### Supplied data

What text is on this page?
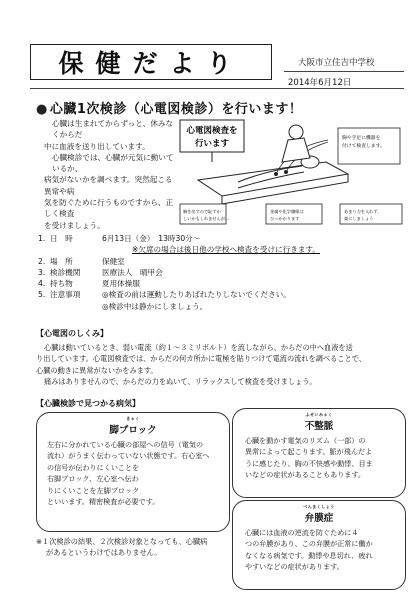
保健だより	大阪市立住吉中学校
2014年6月12日
● 心臓1次検診（心電図検診）を行います！
心臓は生まれてからずっと、休みなくからだ
中に血液を送り出しています。
心臓検診では、心臓が元気に動いているか、
病気がないかを調べます。突然起こる異常や病
気を防ぐために行うものですから、正しく検査
を受けましょう。
心電図検査を
行います
胸や手足に機器を
付けて検査します。
胸を出すので恥ずか
しいかもしれませんが…
金属や化学繊維は
ひっかかります
あまり力を入れず、
楽にしましょう
1. 日　時	6月13日（金）　13時30分～
※欠席の場合は後日他の学校へ検査を受けに行きます。
2. 場　所	保健室
3. 検診機関	医療法人　晴甲会
4. 持ち物	夏用体操服
5. 注意事項	◎検査の前は運動したりあばれたりしないでください。
◎検診中は静かにしましょう。
【心電図のしくみ】
心臓は動いているとき、弱い電流（約１～３ミリボルト）を流しながら、からだの中へ血液を送
り出しています。心電図検査では、からだの何カ所かに電極を貼りつけて電流の流れを調べることで、
心臓の動きに異常がないかをみます。
痛みはありませんので、からだの力をぬいて、リラックスして検査を受けましょう。
【心臓検診で見つかる病気】
きゃく
脚ブロック
左右に分かれている心臓の部屋への信号（電気の
流れ）がうまく伝わっていない状態です。右心室へ
の信号が伝わりにくいことを
右脚ブロック、左心室へ伝わ
りにくいことを左脚ブロック
といいます。精密検査が必要です。
ふせいみゃく
不整脈
心臓を動かす電気のリズム（一部）の
異常によって起こります。脈が飛んだよ
うに感じたり、胸の不快感や動悸、目ま
いなどの症状があることもあります。
べんまくしょう
弁膜症
心臓には血液の逆流を防ぐために４
つの弁膜があり、この弁膜が正常に働か
なくなる病気です。動悸や息切れ、疲れ
やすいなどの症状があります。
※１次検診の結果、２次検診対象となっても、心臓病
があるというわけではありません。
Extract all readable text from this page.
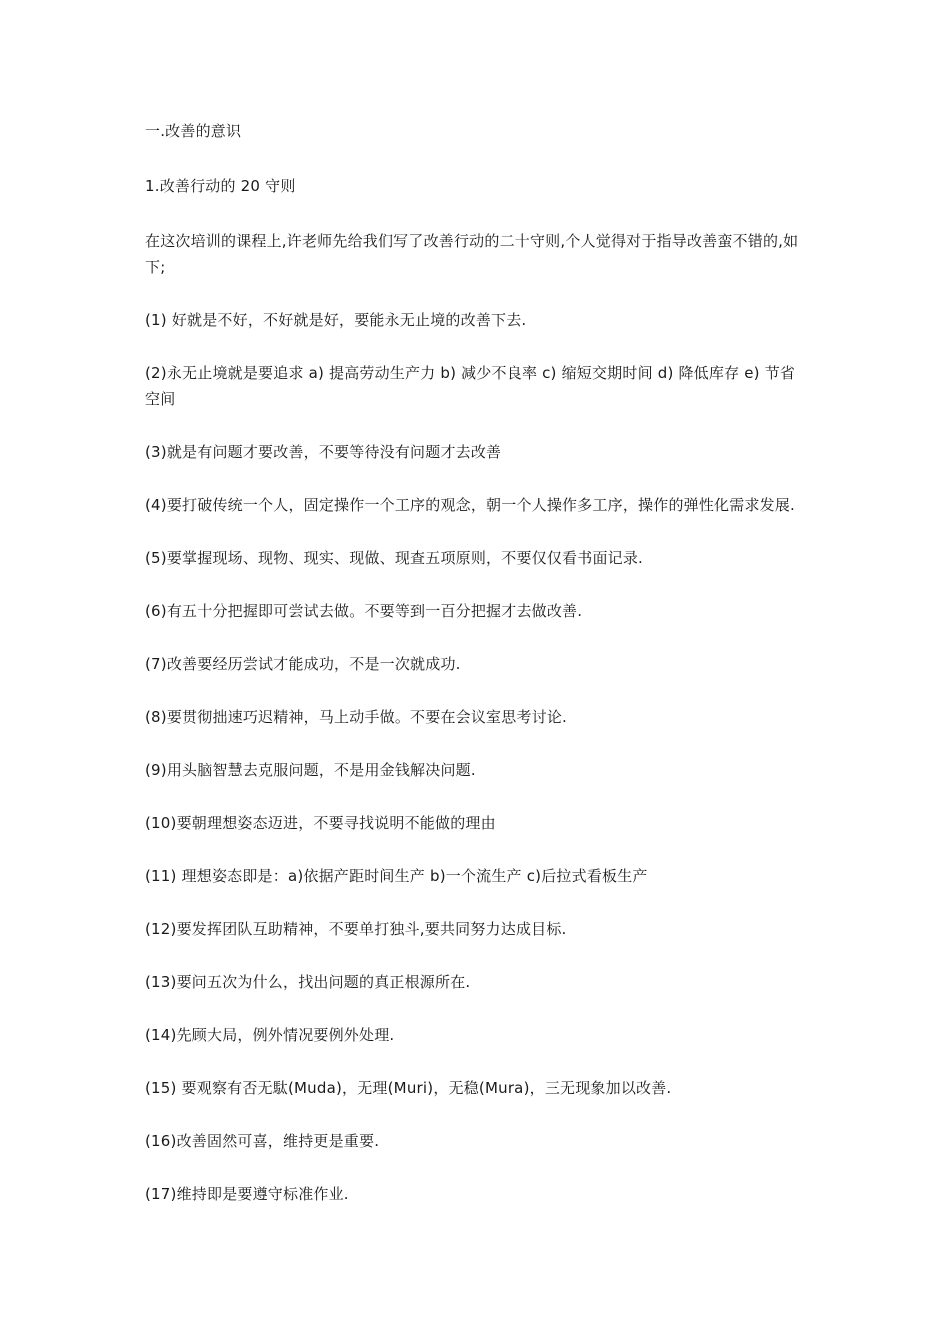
一.改善的意识

1.改善行动的 20 守则

在这次培训的课程上,许老师先给我们写了改善行动的二十守则,个人觉得对于指导改善蛮不错的,如下;

(1) 好就是不好，不好就是好，要能永无止境的改善下去.

(2)永无止境就是要追求 a) 提高劳动生产力 b) 减少不良率 c) 缩短交期时间 d) 降低库存 e) 节省空间

(3)就是有问题才要改善，不要等待没有问题才去改善

(4)要打破传统一个人，固定操作一个工序的观念，朝一个人操作多工序，操作的弹性化需求发展.

(5)要掌握现场、现物、现实、现做、现查五项原则，不要仅仅看书面记录.

(6)有五十分把握即可尝试去做。不要等到一百分把握才去做改善.

(7)改善要经历尝试才能成功，不是一次就成功.

(8)要贯彻拙速巧迟精神，马上动手做。不要在会议室思考讨论.

(9)用头脑智慧去克服问题，不是用金钱解决问题.

(10)要朝理想姿态迈进，不要寻找说明不能做的理由

(11) 理想姿态即是：a)依据产距时间生产 b)一个流生产 c)后拉式看板生产

(12)要发挥团队互助精神，不要单打独斗,要共同努力达成目标.

(13)要问五次为什么，找出问题的真正根源所在.

(14)先顾大局，例外情况要例外处理.

(15) 要观察有否无駄(Muda)，无理(Muri)，无稳(Mura)，三无现象加以改善.

(16)改善固然可喜，维持更是重要.

(17)维持即是要遵守标准作业.
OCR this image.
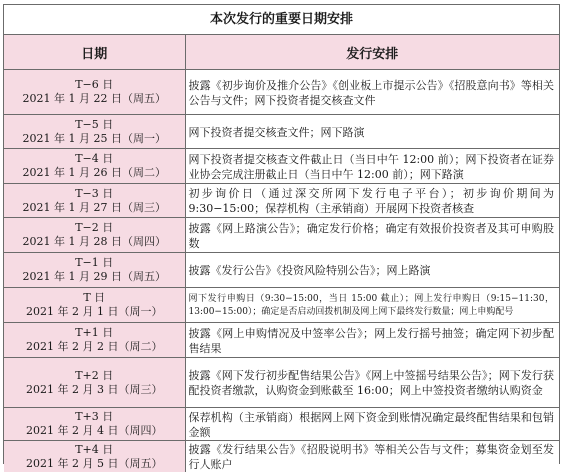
本次发行的重要日期安排
日期	发行安排

T−6 日
2021 年 1 月 22 日（周五）	披露《初步询价及推介公告》《创业板上市提示公告》《招股意向书》等相关公告与文件；网下投资者提交核查文件

T−5 日
2021 年 1 月 25 日（周一）	网下投资者提交核查文件；网下路演

T−4 日
2021 年 1 月 26 日（周二）	网下投资者提交核查文件截止日（当日中午 12:00 前）；网下投资者在证券业协会完成注册截止日（当日中午 12:00 前）；网下路演

T−3 日
2021 年 1 月 27 日（周三）	初步询价日（通过深交所网下发行电子平台）；初步询价期间为 9:30−15:00；保荐机构（主承销商）开展网下投资者核查

T−2 日
2021 年 1 月 28 日（周四）	披露《网上路演公告》；确定发行价格；确定有效报价投资者及其可申购股数

T−1 日
2021 年 1 月 29 日（周五）	披露《发行公告》《投资风险特别公告》；网上路演

T 日
2021 年 2 月 1 日（周一）	网下发行申购日（9:30−15:00，当日 15:00 截止）；网上发行申购日（9:15−11:30，13:00−15:00）；确定是否启动回拨机制及网上网下最终发行数量；网上申购配号

T+1 日
2021 年 2 月 2 日（周二）	披露《网上申购情况及中签率公告》；网上发行摇号抽签；确定网下初步配售结果

T+2 日
2021 年 2 月 3 日（周三）	披露《网下发行初步配售结果公告》《网上中签摇号结果公告》；网下发行获配投资者缴款，认购资金到账截至 16:00；网上中签投资者缴纳认购资金

T+3 日
2021 年 2 月 4 日（周四）	保荐机构（主承销商）根据网上网下资金到账情况确定最终配售结果和包销金额

T+4 日
2021 年 2 月 5 日（周五）	披露《发行结果公告》《招股说明书》等相关公告与文件；募集资金划至发行人账户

######

Extract from the material all lines containing the string "主承销商".

2021 年 1 月 27 日（周三）	初步询价日（通过深交所网下发行电子平台）；初步询价期间为 9:30−15:00；保荐机构（主承销商）开展网下投资者核查
2021 年 2 月 4 日（周四）	保荐机构（主承销商）根据网上网下资金到账情况确定最终配售结果和包销金额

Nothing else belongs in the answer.